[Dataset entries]

***

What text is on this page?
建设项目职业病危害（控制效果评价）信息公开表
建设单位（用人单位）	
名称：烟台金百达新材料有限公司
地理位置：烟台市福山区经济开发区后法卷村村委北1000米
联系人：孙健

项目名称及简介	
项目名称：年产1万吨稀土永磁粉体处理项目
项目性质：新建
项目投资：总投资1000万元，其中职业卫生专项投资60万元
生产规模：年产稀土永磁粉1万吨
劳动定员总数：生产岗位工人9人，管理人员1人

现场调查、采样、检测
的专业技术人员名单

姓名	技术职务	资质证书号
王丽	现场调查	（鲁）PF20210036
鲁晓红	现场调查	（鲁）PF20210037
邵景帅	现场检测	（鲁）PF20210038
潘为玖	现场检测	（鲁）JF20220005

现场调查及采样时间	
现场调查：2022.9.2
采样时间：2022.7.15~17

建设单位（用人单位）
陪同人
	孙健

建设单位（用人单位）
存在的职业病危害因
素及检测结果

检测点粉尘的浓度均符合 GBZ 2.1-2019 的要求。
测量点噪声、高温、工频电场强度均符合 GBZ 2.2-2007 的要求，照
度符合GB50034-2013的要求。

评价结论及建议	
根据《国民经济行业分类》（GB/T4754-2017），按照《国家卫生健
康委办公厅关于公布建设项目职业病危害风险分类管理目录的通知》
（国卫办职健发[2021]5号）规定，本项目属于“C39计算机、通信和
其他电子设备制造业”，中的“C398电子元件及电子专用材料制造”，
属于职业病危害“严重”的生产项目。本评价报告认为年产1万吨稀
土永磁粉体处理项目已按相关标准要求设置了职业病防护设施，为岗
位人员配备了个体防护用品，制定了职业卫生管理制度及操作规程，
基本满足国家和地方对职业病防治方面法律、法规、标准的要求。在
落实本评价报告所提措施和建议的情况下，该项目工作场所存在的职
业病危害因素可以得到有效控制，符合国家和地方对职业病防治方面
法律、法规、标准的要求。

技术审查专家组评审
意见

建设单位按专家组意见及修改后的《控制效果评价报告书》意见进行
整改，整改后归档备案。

***

» YOUR GOAL:
Copy each record from above exactly, and include every line.

» COMPLETE RESPONSE:
What text is on this page?
建设项目职业病危害（控制效果评价）信息公开表
建设单位（用人单位）	
名称：烟台金百达新材料有限公司
地理位置：烟台市福山区经济开发区后法卷村村委北1000米
联系人：孙健

项目名称及简介	
项目名称：年产1万吨稀土永磁粉体处理项目
项目性质：新建
项目投资：总投资1000万元，其中职业卫生专项投资60万元
生产规模：年产稀土永磁粉1万吨
劳动定员总数：生产岗位工人9人，管理人员1人

现场调查、采样、检测
的专业技术人员名单

姓名	技术职务	资质证书号
王丽	现场调查	（鲁）PF20210036
鲁晓红	现场调查	（鲁）PF20210037
邵景帅	现场检测	（鲁）PF20210038
潘为玖	现场检测	（鲁）JF20220005

现场调查及采样时间	
现场调查：2022.9.2
采样时间：2022.7.15~17

建设单位（用人单位）
陪同人
	孙健

建设单位（用人单位）
存在的职业病危害因
素及检测结果

检测点粉尘的浓度均符合 GBZ 2.1-2019 的要求。
测量点噪声、高温、工频电场强度均符合 GBZ 2.2-2007 的要求，照
度符合GB50034-2013的要求。

评价结论及建议	
根据《国民经济行业分类》（GB/T4754-2017），按照《国家卫生健
康委办公厅关于公布建设项目职业病危害风险分类管理目录的通知》
（国卫办职健发[2021]5号）规定，本项目属于“C39计算机、通信和
其他电子设备制造业”，中的“C398电子元件及电子专用材料制造”，
属于职业病危害“严重”的生产项目。本评价报告认为年产1万吨稀
土永磁粉体处理项目已按相关标准要求设置了职业病防护设施，为岗
位人员配备了个体防护用品，制定了职业卫生管理制度及操作规程，
基本满足国家和地方对职业病防治方面法律、法规、标准的要求。在
落实本评价报告所提措施和建议的情况下，该项目工作场所存在的职
业病危害因素可以得到有效控制，符合国家和地方对职业病防治方面
法律、法规、标准的要求。

技术审查专家组评审
意见

建设单位按专家组意见及修改后的《控制效果评价报告书》意见进行
整改，整改后归档备案。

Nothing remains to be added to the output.